INFORMATION SUPPLIED —
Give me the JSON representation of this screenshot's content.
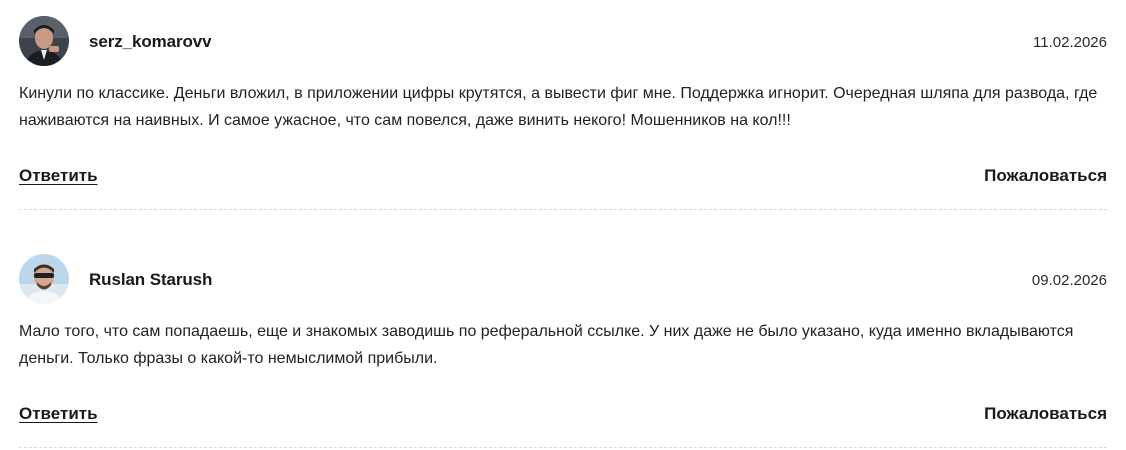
{
  "comments": [
    {
      "author": "serz_komarovv",
      "date": "11.02.2026",
      "text": "Кинули по классике. Деньги вложил, в приложении цифры крутятся, а вывести фиг мне. Поддержка игнорит. Очередная шляпа для развода, где наживаются на наивных. И самое ужасное, что сам повелся, даже винить некого! Мошенников на кол!!!",
      "reply_label": "Ответить",
      "report_label": "Пожаловаться"
    },
    {
      "author": "Ruslan Starush",
      "date": "09.02.2026",
      "text": "Мало того, что сам попадаешь, еще и знакомых заводишь по реферальной ссылке. У них даже не было указано, куда именно вкладываются деньги. Только фразы о какой-то немыслимой прибыли.",
      "reply_label": "Ответить",
      "report_label": "Пожаловаться"
    }
  ]
}
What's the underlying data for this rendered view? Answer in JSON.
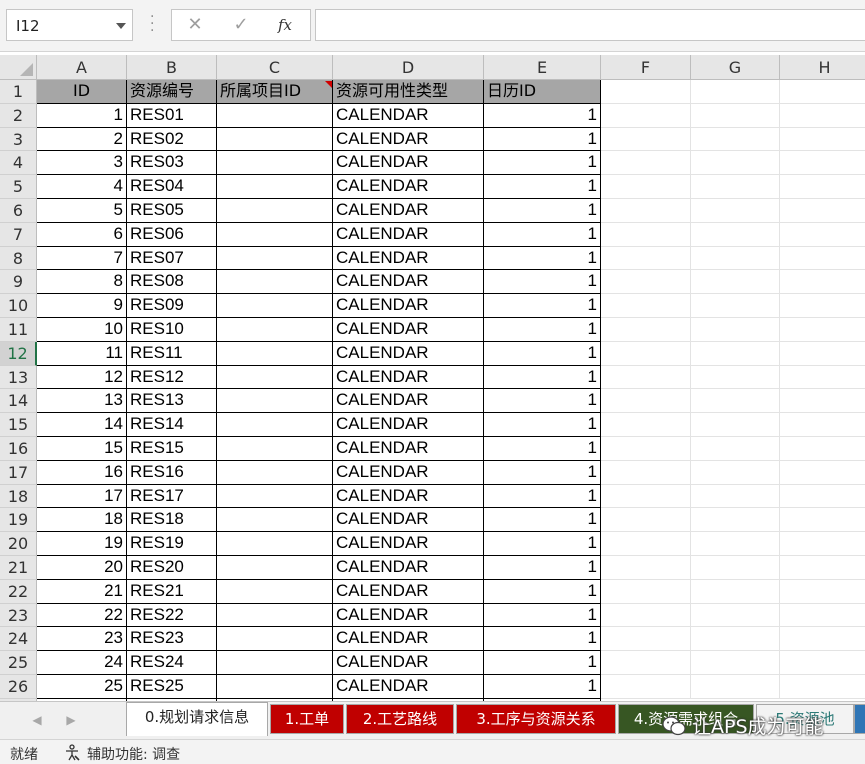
{
  "formula_bar": {
    "name_box": "I12",
    "cancel_symbol": "✕",
    "enter_symbol": "✓",
    "fx_label": "fx",
    "formula_value": ""
  },
  "grid": {
    "column_headers": [
      "A",
      "B",
      "C",
      "D",
      "E",
      "F",
      "G",
      "H"
    ],
    "header_row": [
      "ID",
      "资源编号",
      "所属项目ID",
      "资源可用性类型",
      "日历ID"
    ],
    "rows": [
      {
        "num": "2",
        "id": "1",
        "code": "RES01",
        "project": "",
        "type": "CALENDAR",
        "calendar": "1"
      },
      {
        "num": "3",
        "id": "2",
        "code": "RES02",
        "project": "",
        "type": "CALENDAR",
        "calendar": "1"
      },
      {
        "num": "4",
        "id": "3",
        "code": "RES03",
        "project": "",
        "type": "CALENDAR",
        "calendar": "1"
      },
      {
        "num": "5",
        "id": "4",
        "code": "RES04",
        "project": "",
        "type": "CALENDAR",
        "calendar": "1"
      },
      {
        "num": "6",
        "id": "5",
        "code": "RES05",
        "project": "",
        "type": "CALENDAR",
        "calendar": "1"
      },
      {
        "num": "7",
        "id": "6",
        "code": "RES06",
        "project": "",
        "type": "CALENDAR",
        "calendar": "1"
      },
      {
        "num": "8",
        "id": "7",
        "code": "RES07",
        "project": "",
        "type": "CALENDAR",
        "calendar": "1"
      },
      {
        "num": "9",
        "id": "8",
        "code": "RES08",
        "project": "",
        "type": "CALENDAR",
        "calendar": "1"
      },
      {
        "num": "10",
        "id": "9",
        "code": "RES09",
        "project": "",
        "type": "CALENDAR",
        "calendar": "1"
      },
      {
        "num": "11",
        "id": "10",
        "code": "RES10",
        "project": "",
        "type": "CALENDAR",
        "calendar": "1"
      },
      {
        "num": "12",
        "id": "11",
        "code": "RES11",
        "project": "",
        "type": "CALENDAR",
        "calendar": "1"
      },
      {
        "num": "13",
        "id": "12",
        "code": "RES12",
        "project": "",
        "type": "CALENDAR",
        "calendar": "1"
      },
      {
        "num": "14",
        "id": "13",
        "code": "RES13",
        "project": "",
        "type": "CALENDAR",
        "calendar": "1"
      },
      {
        "num": "15",
        "id": "14",
        "code": "RES14",
        "project": "",
        "type": "CALENDAR",
        "calendar": "1"
      },
      {
        "num": "16",
        "id": "15",
        "code": "RES15",
        "project": "",
        "type": "CALENDAR",
        "calendar": "1"
      },
      {
        "num": "17",
        "id": "16",
        "code": "RES16",
        "project": "",
        "type": "CALENDAR",
        "calendar": "1"
      },
      {
        "num": "18",
        "id": "17",
        "code": "RES17",
        "project": "",
        "type": "CALENDAR",
        "calendar": "1"
      },
      {
        "num": "19",
        "id": "18",
        "code": "RES18",
        "project": "",
        "type": "CALENDAR",
        "calendar": "1"
      },
      {
        "num": "20",
        "id": "19",
        "code": "RES19",
        "project": "",
        "type": "CALENDAR",
        "calendar": "1"
      },
      {
        "num": "21",
        "id": "20",
        "code": "RES20",
        "project": "",
        "type": "CALENDAR",
        "calendar": "1"
      },
      {
        "num": "22",
        "id": "21",
        "code": "RES21",
        "project": "",
        "type": "CALENDAR",
        "calendar": "1"
      },
      {
        "num": "23",
        "id": "22",
        "code": "RES22",
        "project": "",
        "type": "CALENDAR",
        "calendar": "1"
      },
      {
        "num": "24",
        "id": "23",
        "code": "RES23",
        "project": "",
        "type": "CALENDAR",
        "calendar": "1"
      },
      {
        "num": "25",
        "id": "24",
        "code": "RES24",
        "project": "",
        "type": "CALENDAR",
        "calendar": "1"
      },
      {
        "num": "26",
        "id": "25",
        "code": "RES25",
        "project": "",
        "type": "CALENDAR",
        "calendar": "1"
      }
    ],
    "active_row": "12",
    "colors": {
      "header_fill": "#a6a6a6",
      "active_row_header": "#217346",
      "comment_marker": "#d00000"
    }
  },
  "sheet_tabs": [
    {
      "label": "0.规划请求信息",
      "style": "active"
    },
    {
      "label": "1.工单",
      "style": "red"
    },
    {
      "label": "2.工艺路线",
      "style": "red"
    },
    {
      "label": "3.工序与资源关系",
      "style": "red"
    },
    {
      "label": "4.资源需求组合",
      "style": "green"
    },
    {
      "label": "5.资源池",
      "style": "teal"
    },
    {
      "label": "",
      "style": "blue"
    }
  ],
  "tab_colors": {
    "red": "#c00000",
    "green": "#375623",
    "blue": "#2f75b5",
    "teal_text": "#2d7a77"
  },
  "status_bar": {
    "ready": "就绪",
    "accessibility": "辅助功能: 调查"
  },
  "watermark": {
    "text": "让APS成为可能"
  }
}
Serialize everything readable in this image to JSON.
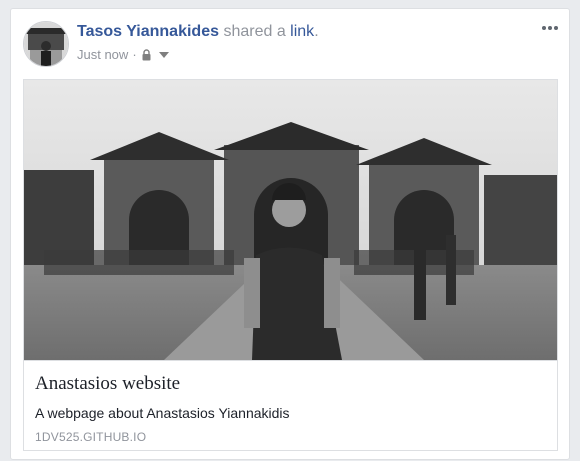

PROBLEM REQUIREMENTS — Skip every picture and transcribe the data above exactly.

OUTPUT OF THE EXERCISE —
Give me the JSON representation of this screenshot's content.
{
  "comments": [
    {
      "author": "serz_komarovv",
      "date": "11.02.2026",
      "text": "Кинули по классике. Деньги вложил, в приложении цифры крутятся, а вывести фиг мне. Поддержка игнорит. Очередная шляпа для развода, где наживаются на наивных. И самое ужасное, что сам повелся, даже винить некого! Мошенников на кол!!!",
      "reply_label": "Ответить",
      "report_label": "Пожаловаться"
    },
    {
      "author": "Ruslan Starush",
      "date": "09.02.2026",
      "text": "Мало того, что сам попадаешь, еще и знакомых заводишь по реферальной ссылке. У них даже не было указано, куда именно вкладываются деньги. Только фразы о какой-то немыслимой прибыли.",
      "reply_label": "Ответить",
      "report_label": "Пожаловаться"
    }
  ]
}
What's the underlying data for this rendered view? Answer in JSON.
{
  "formula_bar": {
    "name_box": "I12",
    "cancel_symbol": "✕",
    "enter_symbol": "✓",
    "fx_label": "fx",
    "formula_value": ""
  },
  "grid": {
    "column_headers": [
      "A",
      "B",
      "C",
      "D",
      "E",
      "F",
      "G",
      "H"
    ],
    "header_row": [
      "ID",
      "资源编号",
      "所属项目ID",
      "资源可用性类型",
      "日历ID"
    ],
    "rows": [
      {
        "num": "2",
        "id": "1",
        "code": "RES01",
        "project": "",
        "type": "CALENDAR",
        "calendar": "1"
      },
      {
        "num": "3",
        "id": "2",
        "code": "RES02",
        "project": "",
        "type": "CALENDAR",
        "calendar": "1"
      },
      {
        "num": "4",
        "id": "3",
        "code": "RES03",
        "project": "",
        "type": "CALENDAR",
        "calendar": "1"
      },
      {
        "num": "5",
        "id": "4",
        "code": "RES04",
        "project": "",
        "type": "CALENDAR",
        "calendar": "1"
      },
      {
        "num": "6",
        "id": "5",
        "code": "RES05",
        "project": "",
        "type": "CALENDAR",
        "calendar": "1"
      },
      {
        "num": "7",
        "id": "6",
        "code": "RES06",
        "project": "",
        "type": "CALENDAR",
        "calendar": "1"
      },
      {
        "num": "8",
        "id": "7",
        "code": "RES07",
        "project": "",
        "type": "CALENDAR",
        "calendar": "1"
      },
      {
        "num": "9",
        "id": "8",
        "code": "RES08",
        "project": "",
        "type": "CALENDAR",
        "calendar": "1"
      },
      {
        "num": "10",
        "id": "9",
        "code": "RES09",
        "project": "",
        "type": "CALENDAR",
        "calendar": "1"
      },
      {
        "num": "11",
        "id": "10",
        "code": "RES10",
        "project": "",
        "type": "CALENDAR",
        "calendar": "1"
      },
      {
        "num": "12",
        "id": "11",
        "code": "RES11",
        "project": "",
        "type": "CALENDAR",
        "calendar": "1"
      },
      {
        "num": "13",
        "id": "12",
        "code": "RES12",
        "project": "",
        "type": "CALENDAR",
        "calendar": "1"
      },
      {
        "num": "14",
        "id": "13",
        "code": "RES13",
        "project": "",
        "type": "CALENDAR",
        "calendar": "1"
      },
      {
        "num": "15",
        "id": "14",
        "code": "RES14",
        "project": "",
        "type": "CALENDAR",
        "calendar": "1"
      },
      {
        "num": "16",
        "id": "15",
        "code": "RES15",
        "project": "",
        "type": "CALENDAR",
        "calendar": "1"
      },
      {
        "num": "17",
        "id": "16",
        "code": "RES16",
        "project": "",
        "type": "CALENDAR",
        "calendar": "1"
      },
      {
        "num": "18",
        "id": "17",
        "code": "RES17",
        "project": "",
        "type": "CALENDAR",
        "calendar": "1"
      },
      {
        "num": "19",
        "id": "18",
        "code": "RES18",
        "project": "",
        "type": "CALENDAR",
        "calendar": "1"
      },
      {
        "num": "20",
        "id": "19",
        "code": "RES19",
        "project": "",
        "type": "CALENDAR",
        "calendar": "1"
      },
      {
        "num": "21",
        "id": "20",
        "code": "RES20",
        "project": "",
        "type": "CALENDAR",
        "calendar": "1"
      },
      {
        "num": "22",
        "id": "21",
        "code": "RES21",
        "project": "",
        "type": "CALENDAR",
        "calendar": "1"
      },
      {
        "num": "23",
        "id": "22",
        "code": "RES22",
        "project": "",
        "type": "CALENDAR",
        "calendar": "1"
      },
      {
        "num": "24",
        "id": "23",
        "code": "RES23",
        "project": "",
        "type": "CALENDAR",
        "calendar": "1"
      },
      {
        "num": "25",
        "id": "24",
        "code": "RES24",
        "project": "",
        "type": "CALENDAR",
        "calendar": "1"
      },
      {
        "num": "26",
        "id": "25",
        "code": "RES25",
        "project": "",
        "type": "CALENDAR",
        "calendar": "1"
      }
    ],
    "active_row": "12",
    "colors": {
      "header_fill": "#a6a6a6",
      "active_row_header": "#217346",
      "comment_marker": "#d00000"
    }
  },
  "sheet_tabs": [
    {
      "label": "0.规划请求信息",
      "style": "active"
    },
    {
      "label": "1.工单",
      "style": "red"
    },
    {
      "label": "2.工艺路线",
      "style": "red"
    },
    {
      "label": "3.工序与资源关系",
      "style": "red"
    },
    {
      "label": "4.资源需求组合",
      "style": "green"
    },
    {
      "label": "5.资源池",
      "style": "teal"
    },
    {
      "label": "",
      "style": "blue"
    }
  ],
  "tab_colors": {
    "red": "#c00000",
    "green": "#375623",
    "blue": "#2f75b5",
    "teal_text": "#2d7a77"
  },
  "status_bar": {
    "ready": "就绪",
    "accessibility": "辅助功能: 调查"
  },
  "watermark": {
    "text": "让APS成为可能"
  }
}
Serialize everything readable in this image to JSON.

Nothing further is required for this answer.